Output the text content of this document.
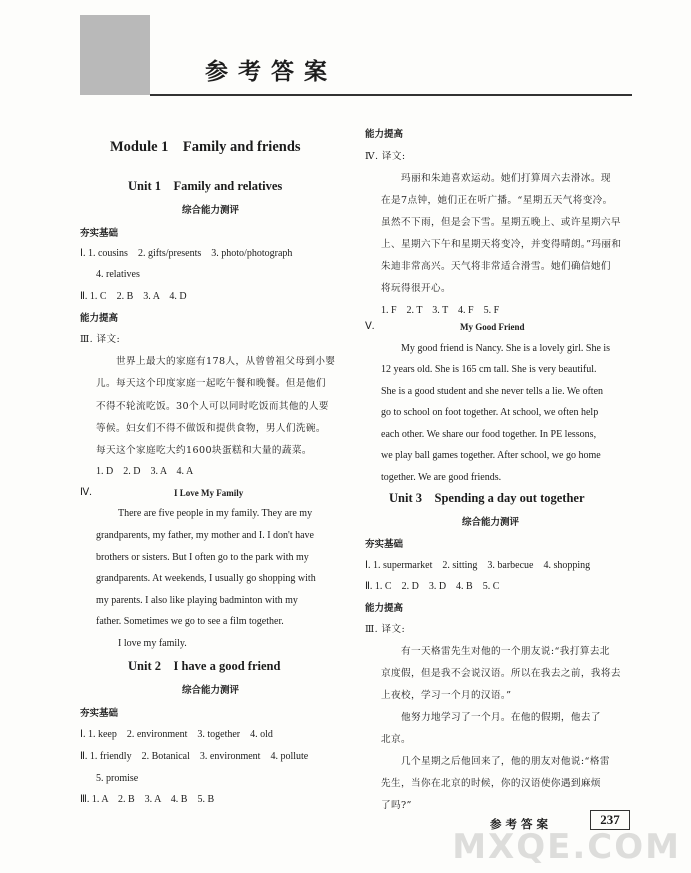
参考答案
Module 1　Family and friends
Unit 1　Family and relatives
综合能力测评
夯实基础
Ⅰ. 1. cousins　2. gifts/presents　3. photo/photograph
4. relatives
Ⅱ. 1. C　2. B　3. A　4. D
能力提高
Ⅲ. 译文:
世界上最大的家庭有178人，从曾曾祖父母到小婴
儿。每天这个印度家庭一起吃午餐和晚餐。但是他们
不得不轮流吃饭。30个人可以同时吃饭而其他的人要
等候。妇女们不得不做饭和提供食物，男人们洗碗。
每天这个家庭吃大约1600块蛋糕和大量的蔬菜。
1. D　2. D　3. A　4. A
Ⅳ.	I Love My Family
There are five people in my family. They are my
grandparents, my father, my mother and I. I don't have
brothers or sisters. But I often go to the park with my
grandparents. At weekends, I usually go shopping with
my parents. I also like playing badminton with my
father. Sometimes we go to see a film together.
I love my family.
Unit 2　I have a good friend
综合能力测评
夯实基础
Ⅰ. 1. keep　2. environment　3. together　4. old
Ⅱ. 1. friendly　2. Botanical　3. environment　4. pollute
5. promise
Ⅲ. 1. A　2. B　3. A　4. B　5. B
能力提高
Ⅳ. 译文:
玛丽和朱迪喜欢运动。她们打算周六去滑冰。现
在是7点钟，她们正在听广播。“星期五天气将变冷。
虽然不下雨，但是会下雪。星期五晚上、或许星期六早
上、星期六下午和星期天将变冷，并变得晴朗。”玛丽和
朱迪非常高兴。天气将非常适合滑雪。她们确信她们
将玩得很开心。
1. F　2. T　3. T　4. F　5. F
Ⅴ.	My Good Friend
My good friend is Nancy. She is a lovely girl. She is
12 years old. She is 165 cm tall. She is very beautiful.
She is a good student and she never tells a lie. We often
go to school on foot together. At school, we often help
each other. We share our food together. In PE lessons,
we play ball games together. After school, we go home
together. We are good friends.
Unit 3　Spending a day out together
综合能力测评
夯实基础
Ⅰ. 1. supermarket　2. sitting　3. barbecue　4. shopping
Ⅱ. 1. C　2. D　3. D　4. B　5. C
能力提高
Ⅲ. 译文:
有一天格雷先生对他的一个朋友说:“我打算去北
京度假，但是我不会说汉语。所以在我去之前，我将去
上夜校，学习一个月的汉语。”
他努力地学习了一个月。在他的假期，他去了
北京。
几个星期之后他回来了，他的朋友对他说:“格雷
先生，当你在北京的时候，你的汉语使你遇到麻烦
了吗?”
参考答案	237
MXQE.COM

--

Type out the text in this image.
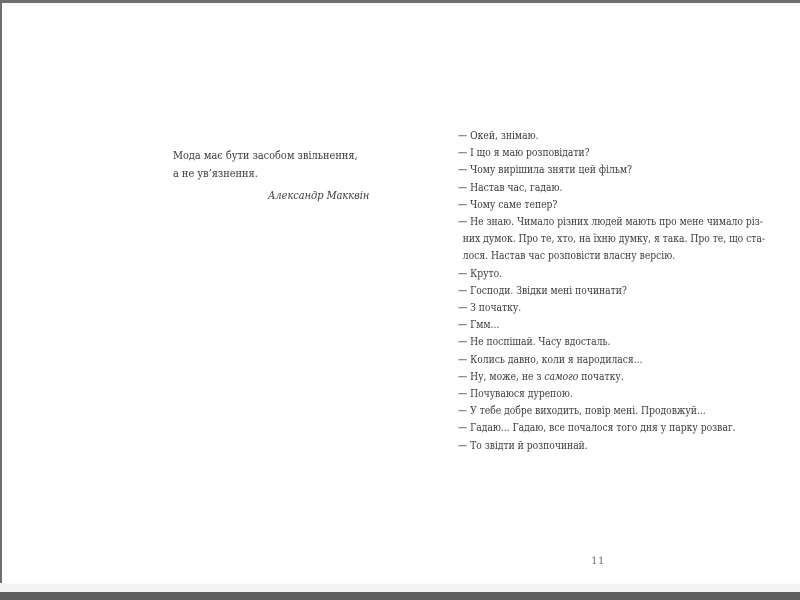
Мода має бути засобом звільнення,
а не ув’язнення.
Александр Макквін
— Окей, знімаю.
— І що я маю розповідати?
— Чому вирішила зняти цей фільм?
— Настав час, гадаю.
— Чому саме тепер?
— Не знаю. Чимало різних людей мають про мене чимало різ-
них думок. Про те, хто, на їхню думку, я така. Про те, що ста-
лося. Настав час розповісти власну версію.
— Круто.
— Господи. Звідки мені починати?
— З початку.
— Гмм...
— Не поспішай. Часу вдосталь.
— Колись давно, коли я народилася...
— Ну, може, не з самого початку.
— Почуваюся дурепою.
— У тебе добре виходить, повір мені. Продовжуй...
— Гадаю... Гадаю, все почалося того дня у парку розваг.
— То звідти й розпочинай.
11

▶ _THE TASK_: Copy out every line in the listing where the word "Unit" appears.

▶ _EXERCISE RESPONSE_:
Unit 1　Family and relatives
Unit 2　I have a good friend
Unit 3　Spending a day out together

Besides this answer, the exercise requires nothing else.